From the entries below, take the line with "items-summary: Jumlah Pakaian" up to and including the line with "diskon-select[interactable]: -: [513, 312, 547, 332]" and turn those lines into a numbered list, leaving out any blank lines.

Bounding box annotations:
+ + +
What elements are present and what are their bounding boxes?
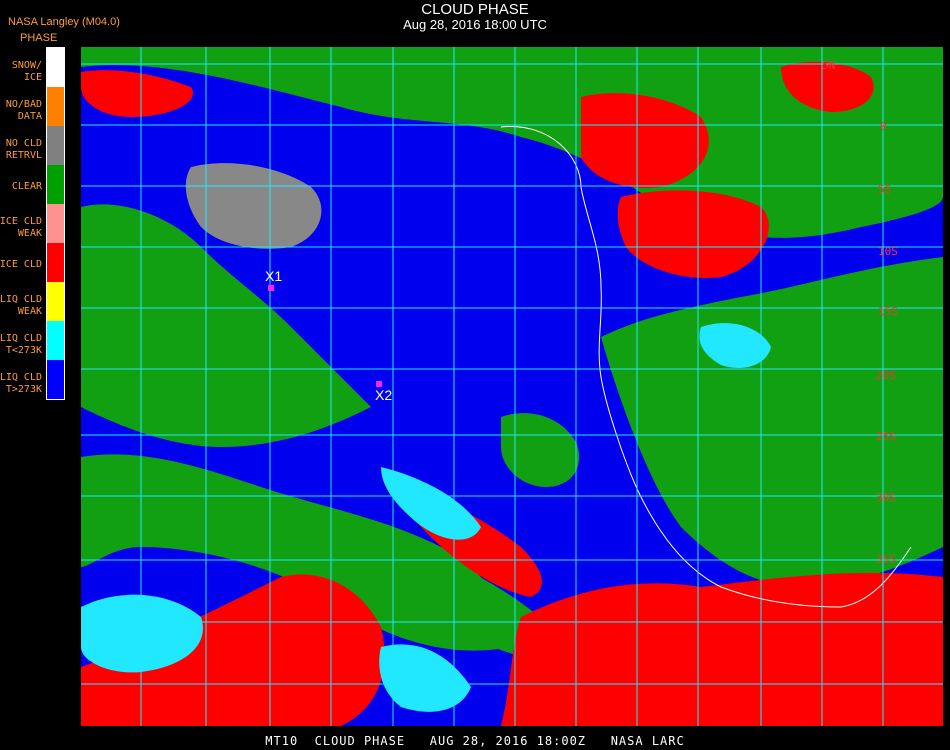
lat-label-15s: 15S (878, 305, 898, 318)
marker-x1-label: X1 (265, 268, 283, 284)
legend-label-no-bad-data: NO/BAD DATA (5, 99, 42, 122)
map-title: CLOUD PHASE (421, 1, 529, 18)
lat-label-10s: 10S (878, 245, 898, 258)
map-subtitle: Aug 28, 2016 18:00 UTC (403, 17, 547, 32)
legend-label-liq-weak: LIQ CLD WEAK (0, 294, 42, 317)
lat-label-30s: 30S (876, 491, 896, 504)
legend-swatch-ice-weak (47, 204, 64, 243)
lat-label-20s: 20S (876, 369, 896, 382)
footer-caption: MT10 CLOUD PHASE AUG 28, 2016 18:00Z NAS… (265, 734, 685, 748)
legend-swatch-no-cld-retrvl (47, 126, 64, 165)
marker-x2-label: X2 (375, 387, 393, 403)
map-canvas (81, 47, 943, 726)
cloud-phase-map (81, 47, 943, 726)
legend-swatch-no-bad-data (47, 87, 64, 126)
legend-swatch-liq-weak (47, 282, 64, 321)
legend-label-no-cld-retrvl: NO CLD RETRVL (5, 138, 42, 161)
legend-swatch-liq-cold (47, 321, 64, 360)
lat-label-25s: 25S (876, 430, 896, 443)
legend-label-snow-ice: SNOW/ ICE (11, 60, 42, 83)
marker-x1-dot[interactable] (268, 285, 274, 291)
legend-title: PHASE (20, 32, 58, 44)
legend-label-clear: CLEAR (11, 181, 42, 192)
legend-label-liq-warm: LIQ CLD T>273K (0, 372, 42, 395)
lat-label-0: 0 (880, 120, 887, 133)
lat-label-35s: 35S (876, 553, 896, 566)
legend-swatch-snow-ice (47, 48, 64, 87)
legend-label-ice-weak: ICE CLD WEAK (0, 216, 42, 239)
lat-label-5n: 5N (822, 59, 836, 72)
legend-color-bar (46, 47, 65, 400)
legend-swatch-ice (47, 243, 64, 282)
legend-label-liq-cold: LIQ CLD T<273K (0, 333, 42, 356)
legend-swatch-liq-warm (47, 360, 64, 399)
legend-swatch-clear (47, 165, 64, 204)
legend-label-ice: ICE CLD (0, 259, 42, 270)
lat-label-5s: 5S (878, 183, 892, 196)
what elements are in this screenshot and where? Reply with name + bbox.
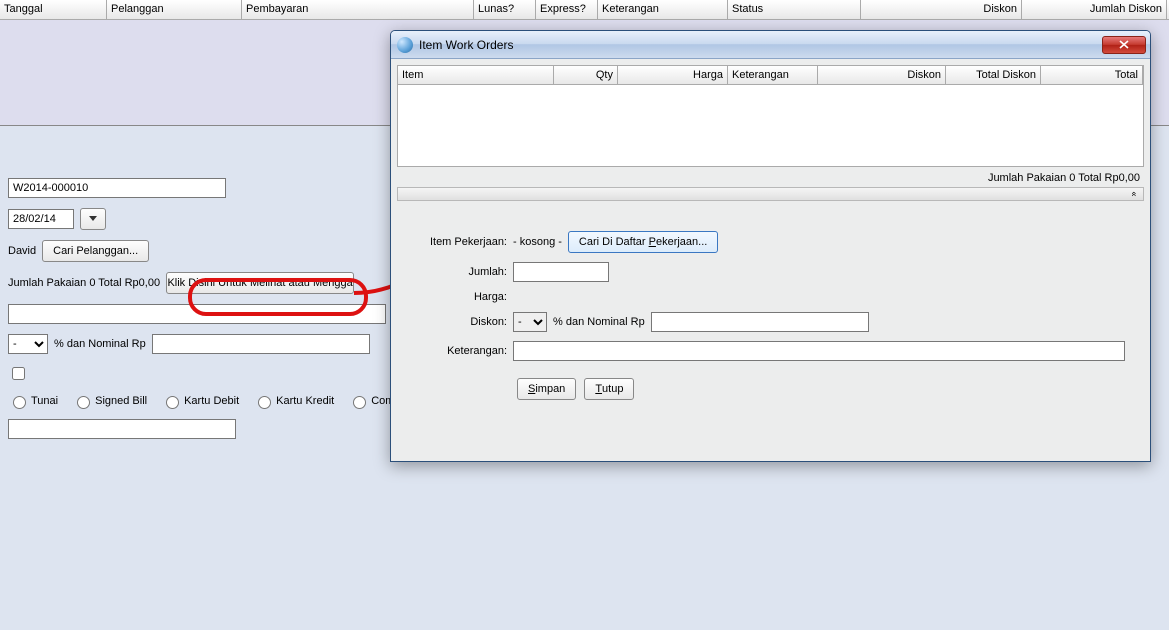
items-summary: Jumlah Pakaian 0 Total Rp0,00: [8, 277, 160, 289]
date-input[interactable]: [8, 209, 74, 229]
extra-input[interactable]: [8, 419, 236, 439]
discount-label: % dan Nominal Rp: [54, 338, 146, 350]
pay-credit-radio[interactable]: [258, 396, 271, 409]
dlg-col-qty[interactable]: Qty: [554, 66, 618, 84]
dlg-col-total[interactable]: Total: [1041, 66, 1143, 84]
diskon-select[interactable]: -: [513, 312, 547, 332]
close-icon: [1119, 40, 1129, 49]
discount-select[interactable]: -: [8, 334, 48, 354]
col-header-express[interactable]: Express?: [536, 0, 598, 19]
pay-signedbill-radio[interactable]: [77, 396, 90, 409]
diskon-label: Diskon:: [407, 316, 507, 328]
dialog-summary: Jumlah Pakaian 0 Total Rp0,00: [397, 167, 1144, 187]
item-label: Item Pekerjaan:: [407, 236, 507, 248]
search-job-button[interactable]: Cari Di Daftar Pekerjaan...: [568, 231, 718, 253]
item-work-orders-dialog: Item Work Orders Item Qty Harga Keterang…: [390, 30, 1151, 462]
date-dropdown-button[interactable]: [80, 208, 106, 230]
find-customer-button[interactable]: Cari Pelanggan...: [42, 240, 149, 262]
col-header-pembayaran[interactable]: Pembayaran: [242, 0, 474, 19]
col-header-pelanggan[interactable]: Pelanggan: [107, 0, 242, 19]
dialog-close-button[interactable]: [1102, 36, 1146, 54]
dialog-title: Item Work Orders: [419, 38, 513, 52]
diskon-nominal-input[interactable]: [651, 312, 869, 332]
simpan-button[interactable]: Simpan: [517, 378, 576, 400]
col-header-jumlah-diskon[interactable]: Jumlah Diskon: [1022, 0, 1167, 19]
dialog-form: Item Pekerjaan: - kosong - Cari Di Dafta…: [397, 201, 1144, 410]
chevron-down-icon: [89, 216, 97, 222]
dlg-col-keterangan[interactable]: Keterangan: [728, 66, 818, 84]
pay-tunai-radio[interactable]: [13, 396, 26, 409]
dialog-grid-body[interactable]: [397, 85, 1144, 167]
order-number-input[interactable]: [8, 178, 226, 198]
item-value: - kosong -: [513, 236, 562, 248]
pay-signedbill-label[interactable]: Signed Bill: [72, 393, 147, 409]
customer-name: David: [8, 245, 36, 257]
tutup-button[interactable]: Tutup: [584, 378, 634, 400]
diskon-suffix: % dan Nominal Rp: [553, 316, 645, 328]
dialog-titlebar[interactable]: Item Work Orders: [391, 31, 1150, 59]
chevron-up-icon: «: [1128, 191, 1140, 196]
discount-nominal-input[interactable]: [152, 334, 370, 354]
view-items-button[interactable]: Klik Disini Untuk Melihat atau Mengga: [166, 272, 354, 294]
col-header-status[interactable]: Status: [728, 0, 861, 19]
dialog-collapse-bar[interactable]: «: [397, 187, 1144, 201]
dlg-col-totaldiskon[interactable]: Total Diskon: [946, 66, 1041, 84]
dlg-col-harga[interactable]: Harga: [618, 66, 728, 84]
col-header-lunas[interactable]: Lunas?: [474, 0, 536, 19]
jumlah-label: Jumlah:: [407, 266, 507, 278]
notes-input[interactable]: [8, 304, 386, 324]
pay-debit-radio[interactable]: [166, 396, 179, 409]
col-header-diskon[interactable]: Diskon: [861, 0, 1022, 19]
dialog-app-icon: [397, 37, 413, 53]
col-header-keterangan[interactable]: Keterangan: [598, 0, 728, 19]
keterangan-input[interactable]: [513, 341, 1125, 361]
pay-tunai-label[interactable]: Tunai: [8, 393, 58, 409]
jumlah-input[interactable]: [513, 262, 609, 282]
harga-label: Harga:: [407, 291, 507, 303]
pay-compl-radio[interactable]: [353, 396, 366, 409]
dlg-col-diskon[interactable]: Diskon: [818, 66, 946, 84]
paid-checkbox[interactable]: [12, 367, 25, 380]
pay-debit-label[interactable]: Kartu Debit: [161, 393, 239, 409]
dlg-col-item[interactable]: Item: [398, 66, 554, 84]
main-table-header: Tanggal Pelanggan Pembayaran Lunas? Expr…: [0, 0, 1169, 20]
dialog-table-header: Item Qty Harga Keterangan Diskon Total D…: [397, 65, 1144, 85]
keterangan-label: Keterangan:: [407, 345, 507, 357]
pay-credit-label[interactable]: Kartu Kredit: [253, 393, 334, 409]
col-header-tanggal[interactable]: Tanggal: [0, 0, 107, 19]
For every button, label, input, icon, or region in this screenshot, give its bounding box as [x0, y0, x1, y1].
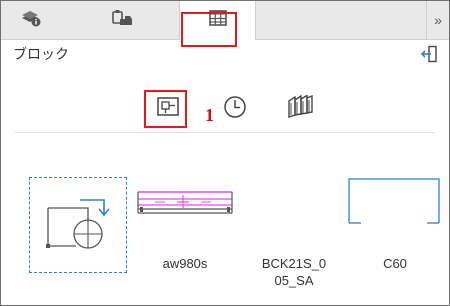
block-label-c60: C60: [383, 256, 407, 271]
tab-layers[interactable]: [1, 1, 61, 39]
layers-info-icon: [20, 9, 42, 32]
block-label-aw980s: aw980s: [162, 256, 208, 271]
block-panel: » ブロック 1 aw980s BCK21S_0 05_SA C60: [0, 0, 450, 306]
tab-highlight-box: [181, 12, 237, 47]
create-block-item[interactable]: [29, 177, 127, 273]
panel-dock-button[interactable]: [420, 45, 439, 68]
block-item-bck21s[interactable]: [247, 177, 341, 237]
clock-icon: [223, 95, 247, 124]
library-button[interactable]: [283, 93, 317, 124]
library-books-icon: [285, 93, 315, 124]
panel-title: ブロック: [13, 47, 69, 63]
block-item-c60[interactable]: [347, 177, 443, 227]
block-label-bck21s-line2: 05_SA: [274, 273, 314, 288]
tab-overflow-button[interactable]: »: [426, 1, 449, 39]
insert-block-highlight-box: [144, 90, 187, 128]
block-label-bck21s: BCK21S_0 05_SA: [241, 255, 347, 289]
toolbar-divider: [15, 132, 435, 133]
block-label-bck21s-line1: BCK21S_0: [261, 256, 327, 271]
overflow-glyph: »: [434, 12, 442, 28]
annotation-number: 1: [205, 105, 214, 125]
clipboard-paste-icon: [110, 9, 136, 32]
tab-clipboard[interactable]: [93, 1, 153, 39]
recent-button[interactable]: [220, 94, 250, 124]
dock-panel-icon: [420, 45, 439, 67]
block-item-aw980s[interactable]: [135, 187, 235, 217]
+ + +
### [CORRECT RESULT]
1. items-summary: Jumlah Pakaian 0 Total Rp0,00: [8, 277, 160, 289]
2. date-input[interactable]: [8, 209, 74, 229]
3. extra-input[interactable]: [8, 419, 236, 439]
4. discount-label: % dan Nominal Rp: [54, 338, 146, 350]
5. pay-credit-radio[interactable]: [258, 396, 271, 409]
6. dlg-col-qty[interactable]: Qty: [554, 66, 618, 84]
7. dlg-col-total[interactable]: Total: [1041, 66, 1143, 84]
8. diskon-select[interactable]: -: [513, 312, 547, 332]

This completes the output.